▶ _Your objective_
Where the word "xlabel" occurs in a line, return that line.

▶ _Extracted records_
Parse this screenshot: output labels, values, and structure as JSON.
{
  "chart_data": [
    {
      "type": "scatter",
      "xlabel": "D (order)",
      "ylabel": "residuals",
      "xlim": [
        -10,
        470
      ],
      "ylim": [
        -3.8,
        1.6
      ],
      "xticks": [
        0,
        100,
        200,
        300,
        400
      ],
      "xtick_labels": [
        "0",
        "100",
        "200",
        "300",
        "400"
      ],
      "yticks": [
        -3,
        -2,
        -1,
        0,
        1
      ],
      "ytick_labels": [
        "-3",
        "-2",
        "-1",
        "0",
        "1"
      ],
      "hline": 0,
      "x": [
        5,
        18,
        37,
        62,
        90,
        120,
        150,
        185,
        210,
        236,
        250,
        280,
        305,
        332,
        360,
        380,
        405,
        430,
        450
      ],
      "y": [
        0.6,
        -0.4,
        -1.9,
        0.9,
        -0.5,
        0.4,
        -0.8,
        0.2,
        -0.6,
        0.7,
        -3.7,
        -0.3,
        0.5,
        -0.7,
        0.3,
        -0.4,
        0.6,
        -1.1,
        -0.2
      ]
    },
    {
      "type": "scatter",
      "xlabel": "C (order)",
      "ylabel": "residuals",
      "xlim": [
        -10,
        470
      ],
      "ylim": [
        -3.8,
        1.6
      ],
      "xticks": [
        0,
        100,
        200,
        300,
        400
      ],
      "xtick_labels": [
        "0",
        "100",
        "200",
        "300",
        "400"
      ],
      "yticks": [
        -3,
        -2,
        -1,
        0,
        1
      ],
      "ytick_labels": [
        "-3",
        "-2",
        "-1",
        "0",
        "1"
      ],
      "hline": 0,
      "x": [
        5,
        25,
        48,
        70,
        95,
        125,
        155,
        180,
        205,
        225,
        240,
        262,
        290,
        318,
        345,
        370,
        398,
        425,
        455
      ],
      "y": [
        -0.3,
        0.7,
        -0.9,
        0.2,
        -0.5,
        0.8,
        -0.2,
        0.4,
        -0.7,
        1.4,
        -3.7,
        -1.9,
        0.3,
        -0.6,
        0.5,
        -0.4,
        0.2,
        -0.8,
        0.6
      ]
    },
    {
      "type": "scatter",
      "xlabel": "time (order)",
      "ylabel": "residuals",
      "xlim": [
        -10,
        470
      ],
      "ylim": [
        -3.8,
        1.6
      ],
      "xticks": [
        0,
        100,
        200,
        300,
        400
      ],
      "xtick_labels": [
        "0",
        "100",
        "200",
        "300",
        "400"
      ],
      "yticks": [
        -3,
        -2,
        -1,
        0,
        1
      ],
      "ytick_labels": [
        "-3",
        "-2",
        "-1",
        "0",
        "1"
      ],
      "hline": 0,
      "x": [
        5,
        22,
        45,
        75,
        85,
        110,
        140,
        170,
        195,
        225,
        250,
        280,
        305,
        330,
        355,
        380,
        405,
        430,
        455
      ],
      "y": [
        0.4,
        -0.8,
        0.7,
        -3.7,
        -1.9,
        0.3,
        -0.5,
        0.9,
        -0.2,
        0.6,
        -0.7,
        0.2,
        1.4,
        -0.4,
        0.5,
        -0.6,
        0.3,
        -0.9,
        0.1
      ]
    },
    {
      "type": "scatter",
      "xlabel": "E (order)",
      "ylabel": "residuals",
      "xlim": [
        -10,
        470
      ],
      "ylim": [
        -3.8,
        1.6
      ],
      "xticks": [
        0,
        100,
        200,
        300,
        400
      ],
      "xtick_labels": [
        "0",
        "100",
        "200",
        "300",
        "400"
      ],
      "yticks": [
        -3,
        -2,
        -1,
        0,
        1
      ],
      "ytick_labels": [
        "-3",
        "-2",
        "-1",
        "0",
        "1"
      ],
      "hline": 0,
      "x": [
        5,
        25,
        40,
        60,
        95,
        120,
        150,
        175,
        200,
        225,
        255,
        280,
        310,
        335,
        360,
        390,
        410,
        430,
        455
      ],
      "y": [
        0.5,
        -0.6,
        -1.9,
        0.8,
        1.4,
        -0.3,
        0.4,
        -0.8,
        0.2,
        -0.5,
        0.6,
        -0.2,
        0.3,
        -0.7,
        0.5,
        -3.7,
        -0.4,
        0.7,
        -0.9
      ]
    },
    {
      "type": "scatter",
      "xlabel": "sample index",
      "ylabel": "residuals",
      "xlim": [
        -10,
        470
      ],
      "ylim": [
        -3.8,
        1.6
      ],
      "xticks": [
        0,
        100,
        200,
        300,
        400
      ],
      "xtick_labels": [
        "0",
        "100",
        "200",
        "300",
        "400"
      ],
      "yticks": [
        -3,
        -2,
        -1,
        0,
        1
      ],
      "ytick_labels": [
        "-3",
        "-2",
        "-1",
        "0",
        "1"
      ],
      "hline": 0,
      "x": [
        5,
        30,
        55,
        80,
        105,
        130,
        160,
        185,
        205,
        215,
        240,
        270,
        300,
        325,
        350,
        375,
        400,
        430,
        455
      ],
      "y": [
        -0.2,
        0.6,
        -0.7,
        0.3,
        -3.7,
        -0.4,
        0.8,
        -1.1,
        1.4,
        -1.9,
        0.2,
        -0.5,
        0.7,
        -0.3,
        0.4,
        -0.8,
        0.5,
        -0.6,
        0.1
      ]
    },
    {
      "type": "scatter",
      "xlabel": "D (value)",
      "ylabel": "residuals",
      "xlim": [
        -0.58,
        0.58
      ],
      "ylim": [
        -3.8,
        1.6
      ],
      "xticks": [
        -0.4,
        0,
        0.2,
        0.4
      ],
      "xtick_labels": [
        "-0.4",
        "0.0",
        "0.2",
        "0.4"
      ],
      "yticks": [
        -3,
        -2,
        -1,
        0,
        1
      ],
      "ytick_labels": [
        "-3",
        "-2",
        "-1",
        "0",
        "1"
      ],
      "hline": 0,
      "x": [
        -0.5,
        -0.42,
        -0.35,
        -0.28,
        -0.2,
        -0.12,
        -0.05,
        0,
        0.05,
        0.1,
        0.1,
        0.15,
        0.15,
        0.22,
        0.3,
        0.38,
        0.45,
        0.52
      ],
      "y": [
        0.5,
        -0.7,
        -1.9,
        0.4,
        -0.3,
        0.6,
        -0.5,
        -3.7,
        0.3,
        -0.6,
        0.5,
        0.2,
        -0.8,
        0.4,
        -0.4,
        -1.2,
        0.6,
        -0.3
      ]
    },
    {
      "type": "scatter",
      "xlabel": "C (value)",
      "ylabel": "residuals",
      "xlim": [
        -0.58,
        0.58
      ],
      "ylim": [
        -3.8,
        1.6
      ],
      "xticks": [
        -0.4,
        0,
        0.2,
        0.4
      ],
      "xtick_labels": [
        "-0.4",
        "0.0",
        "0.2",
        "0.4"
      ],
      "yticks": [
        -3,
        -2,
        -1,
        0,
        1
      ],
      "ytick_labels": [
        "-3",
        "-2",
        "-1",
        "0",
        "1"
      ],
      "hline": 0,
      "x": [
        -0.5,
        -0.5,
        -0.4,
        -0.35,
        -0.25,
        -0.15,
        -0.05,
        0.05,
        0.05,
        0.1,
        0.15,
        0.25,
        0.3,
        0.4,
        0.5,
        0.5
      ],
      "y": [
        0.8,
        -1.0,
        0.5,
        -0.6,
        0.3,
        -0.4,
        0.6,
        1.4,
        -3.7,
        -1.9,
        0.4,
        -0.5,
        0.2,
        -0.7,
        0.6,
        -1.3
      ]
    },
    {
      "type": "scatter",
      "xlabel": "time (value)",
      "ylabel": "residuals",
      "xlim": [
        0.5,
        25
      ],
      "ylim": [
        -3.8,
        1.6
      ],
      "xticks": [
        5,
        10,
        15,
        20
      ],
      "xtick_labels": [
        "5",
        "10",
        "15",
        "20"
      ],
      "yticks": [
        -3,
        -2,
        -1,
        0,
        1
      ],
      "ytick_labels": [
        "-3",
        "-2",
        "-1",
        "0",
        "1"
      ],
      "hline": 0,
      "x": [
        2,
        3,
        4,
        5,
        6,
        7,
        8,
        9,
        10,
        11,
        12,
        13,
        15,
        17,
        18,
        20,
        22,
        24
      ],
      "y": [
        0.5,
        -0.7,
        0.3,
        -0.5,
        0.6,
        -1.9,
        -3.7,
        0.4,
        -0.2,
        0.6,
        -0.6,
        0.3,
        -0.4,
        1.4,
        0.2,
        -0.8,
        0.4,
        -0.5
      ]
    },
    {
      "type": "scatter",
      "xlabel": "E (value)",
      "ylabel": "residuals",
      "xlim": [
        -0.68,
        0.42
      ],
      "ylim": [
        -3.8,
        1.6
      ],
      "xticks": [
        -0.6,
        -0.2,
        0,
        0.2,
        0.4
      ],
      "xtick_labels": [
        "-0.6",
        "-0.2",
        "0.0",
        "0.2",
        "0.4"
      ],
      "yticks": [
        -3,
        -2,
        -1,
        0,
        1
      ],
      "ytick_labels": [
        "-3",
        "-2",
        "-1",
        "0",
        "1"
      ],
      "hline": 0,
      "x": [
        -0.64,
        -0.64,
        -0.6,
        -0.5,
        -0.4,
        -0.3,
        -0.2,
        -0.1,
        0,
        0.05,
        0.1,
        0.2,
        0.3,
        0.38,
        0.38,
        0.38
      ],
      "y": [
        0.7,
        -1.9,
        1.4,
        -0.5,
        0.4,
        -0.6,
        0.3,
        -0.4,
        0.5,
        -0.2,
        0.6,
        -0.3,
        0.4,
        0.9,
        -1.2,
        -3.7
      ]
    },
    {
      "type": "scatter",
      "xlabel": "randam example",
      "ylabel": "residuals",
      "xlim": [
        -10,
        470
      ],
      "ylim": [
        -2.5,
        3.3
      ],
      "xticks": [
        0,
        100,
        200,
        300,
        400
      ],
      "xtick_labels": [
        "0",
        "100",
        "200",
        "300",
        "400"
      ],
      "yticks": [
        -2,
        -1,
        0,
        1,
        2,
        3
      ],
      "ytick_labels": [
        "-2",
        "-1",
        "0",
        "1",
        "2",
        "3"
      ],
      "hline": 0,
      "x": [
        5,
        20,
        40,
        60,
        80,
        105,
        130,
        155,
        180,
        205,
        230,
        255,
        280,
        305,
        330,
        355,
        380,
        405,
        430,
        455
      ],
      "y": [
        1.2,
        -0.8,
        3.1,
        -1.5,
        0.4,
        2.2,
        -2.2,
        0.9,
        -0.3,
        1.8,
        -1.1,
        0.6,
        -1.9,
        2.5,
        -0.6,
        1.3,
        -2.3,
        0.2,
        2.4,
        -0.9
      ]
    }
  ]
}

▶ _Exercise answer_
      "xlabel": "D (order)",
      "xlabel": "C (order)",
      "xlabel": "time (order)",
      "xlabel": "E (order)",
      "xlabel": "sample index",
      "xlabel": "D (value)",
      "xlabel": "C (value)",
      "xlabel": "time (value)",
      "xlabel": "E (value)",
      "xlabel": "randam example",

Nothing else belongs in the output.